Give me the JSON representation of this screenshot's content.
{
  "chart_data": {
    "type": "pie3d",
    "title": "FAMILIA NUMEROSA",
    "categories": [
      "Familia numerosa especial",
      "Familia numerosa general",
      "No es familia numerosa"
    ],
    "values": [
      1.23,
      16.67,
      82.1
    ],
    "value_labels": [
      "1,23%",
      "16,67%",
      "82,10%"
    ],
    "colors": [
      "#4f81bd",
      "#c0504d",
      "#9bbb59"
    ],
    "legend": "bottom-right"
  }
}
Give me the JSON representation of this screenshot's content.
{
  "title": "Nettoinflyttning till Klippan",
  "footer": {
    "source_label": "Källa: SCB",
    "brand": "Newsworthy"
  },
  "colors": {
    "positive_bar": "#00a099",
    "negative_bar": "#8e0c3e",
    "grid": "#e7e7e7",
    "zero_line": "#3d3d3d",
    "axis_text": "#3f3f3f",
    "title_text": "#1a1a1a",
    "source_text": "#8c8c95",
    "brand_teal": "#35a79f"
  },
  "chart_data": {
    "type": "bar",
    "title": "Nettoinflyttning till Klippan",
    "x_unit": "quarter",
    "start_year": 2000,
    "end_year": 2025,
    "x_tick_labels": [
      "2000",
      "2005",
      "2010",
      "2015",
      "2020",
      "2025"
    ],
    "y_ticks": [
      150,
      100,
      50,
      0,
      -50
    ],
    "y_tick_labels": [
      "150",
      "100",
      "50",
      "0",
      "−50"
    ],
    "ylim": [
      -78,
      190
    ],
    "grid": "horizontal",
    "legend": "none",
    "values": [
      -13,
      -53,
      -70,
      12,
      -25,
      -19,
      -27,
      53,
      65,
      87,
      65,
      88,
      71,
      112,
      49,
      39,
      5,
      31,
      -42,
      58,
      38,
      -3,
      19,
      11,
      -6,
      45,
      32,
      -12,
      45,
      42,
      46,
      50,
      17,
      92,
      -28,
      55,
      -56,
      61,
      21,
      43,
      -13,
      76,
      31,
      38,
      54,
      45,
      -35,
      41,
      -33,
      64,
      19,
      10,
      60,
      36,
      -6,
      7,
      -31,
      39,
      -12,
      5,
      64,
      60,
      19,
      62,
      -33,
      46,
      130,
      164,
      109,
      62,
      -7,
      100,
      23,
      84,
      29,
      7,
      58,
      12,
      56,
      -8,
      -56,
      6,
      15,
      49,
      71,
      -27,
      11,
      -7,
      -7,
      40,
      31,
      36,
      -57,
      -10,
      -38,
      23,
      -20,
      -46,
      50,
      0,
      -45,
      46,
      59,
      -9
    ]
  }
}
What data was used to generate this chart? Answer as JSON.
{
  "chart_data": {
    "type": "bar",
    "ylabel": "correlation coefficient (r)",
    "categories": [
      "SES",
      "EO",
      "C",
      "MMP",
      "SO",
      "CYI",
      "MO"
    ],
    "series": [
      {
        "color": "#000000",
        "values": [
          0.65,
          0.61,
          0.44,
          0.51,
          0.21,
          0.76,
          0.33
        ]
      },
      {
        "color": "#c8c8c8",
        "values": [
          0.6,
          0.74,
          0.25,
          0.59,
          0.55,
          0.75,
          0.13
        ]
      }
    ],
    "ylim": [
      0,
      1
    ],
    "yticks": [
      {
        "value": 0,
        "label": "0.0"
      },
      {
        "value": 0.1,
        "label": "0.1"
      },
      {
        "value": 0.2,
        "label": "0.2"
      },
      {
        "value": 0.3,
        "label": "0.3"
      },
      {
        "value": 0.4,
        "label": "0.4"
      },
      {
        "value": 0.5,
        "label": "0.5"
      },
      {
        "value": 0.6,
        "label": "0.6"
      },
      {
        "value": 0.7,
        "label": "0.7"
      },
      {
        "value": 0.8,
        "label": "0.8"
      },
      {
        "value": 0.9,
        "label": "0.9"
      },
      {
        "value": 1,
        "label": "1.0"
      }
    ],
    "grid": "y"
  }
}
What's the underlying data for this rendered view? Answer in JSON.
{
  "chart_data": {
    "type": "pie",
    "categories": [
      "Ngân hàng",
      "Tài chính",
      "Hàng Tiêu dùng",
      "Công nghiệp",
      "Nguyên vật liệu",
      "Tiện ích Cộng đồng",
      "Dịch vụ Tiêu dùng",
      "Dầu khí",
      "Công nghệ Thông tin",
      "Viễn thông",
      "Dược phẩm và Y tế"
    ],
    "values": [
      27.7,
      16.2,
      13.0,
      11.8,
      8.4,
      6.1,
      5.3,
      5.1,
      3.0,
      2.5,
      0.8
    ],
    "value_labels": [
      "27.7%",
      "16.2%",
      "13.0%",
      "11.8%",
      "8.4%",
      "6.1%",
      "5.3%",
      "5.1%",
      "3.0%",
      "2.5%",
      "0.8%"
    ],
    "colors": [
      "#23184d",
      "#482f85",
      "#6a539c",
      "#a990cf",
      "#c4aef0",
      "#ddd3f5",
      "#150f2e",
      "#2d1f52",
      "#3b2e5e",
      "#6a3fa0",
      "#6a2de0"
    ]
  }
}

________________________________________

--- YOUR INSTRUCTIONS ---
Return all lines of the material above in which the word "JSON" occurs.

--- RESULT OF THIS TASK ---
Give me the JSON representation of this screenshot's content.
Give me the JSON representation of this screenshot's content.
What data was used to generate this chart? Answer as JSON.
What's the underlying data for this rendered view? Answer in JSON.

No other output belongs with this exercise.